Aim of the exercise:
Go through the material below and copy all lines with "不是同一个函数".
BEGIN Task input
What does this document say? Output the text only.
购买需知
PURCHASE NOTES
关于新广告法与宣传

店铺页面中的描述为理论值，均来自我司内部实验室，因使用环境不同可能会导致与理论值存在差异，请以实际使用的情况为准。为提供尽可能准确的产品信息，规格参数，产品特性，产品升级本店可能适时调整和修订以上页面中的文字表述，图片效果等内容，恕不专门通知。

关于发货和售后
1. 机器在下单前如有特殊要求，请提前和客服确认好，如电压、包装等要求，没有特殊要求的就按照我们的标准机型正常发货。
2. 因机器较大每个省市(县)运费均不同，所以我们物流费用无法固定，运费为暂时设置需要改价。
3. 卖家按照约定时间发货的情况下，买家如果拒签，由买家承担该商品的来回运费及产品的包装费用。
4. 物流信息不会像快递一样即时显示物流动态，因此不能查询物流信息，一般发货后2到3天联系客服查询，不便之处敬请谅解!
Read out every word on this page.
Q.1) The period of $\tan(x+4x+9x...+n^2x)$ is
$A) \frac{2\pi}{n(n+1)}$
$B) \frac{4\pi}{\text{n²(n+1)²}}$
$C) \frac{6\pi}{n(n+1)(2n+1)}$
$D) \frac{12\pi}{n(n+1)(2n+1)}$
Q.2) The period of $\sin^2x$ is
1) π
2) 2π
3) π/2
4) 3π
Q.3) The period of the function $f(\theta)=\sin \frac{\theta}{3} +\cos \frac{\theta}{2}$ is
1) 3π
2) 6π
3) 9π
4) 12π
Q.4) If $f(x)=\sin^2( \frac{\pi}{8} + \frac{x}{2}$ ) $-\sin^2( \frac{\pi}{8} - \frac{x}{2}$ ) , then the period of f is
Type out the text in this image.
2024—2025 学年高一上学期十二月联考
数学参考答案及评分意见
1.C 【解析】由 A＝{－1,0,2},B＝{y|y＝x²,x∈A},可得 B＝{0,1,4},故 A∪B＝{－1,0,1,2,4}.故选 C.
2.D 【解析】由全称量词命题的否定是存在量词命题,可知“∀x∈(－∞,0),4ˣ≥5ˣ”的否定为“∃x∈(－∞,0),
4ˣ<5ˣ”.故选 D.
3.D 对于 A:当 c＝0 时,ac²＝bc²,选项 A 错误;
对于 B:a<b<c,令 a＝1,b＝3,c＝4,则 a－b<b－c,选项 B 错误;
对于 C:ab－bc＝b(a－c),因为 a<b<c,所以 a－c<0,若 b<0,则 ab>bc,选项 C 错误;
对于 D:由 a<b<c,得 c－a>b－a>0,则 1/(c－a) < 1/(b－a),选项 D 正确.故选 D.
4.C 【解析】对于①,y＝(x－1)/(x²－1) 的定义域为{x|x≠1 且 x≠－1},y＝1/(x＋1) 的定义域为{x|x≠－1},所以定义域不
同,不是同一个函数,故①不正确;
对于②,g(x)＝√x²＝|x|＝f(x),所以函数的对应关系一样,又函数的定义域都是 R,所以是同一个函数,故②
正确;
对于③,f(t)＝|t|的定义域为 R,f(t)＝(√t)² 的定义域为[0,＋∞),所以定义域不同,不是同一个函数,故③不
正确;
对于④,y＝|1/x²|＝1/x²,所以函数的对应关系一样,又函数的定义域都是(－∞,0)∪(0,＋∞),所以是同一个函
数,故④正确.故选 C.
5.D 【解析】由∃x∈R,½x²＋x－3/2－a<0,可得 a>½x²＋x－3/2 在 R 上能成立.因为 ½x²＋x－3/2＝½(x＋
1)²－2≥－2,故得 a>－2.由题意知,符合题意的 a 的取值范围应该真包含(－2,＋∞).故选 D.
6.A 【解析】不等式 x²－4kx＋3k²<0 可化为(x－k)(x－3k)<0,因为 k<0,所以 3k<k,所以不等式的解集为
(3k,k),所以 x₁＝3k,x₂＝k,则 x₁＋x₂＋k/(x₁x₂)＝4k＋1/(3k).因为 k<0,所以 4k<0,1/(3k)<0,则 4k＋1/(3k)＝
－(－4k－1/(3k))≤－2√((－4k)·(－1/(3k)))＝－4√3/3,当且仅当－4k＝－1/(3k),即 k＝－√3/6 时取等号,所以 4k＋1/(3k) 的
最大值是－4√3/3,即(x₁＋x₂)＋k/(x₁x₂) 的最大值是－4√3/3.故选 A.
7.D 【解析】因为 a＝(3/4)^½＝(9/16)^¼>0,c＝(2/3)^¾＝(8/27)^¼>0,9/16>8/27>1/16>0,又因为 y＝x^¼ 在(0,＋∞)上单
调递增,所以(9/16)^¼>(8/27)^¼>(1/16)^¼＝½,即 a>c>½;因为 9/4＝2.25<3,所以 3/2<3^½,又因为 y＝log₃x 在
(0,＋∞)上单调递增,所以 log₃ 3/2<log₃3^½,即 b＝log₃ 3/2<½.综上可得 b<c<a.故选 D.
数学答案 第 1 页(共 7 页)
END Task input
Exercise response:
同,不是同一个函数,故①不正确;
对于③,f(t)＝|t|的定义域为 R,f(t)＝(√t)² 的定义域为[0,＋∞),所以定义域不同,不是同一个函数,故③不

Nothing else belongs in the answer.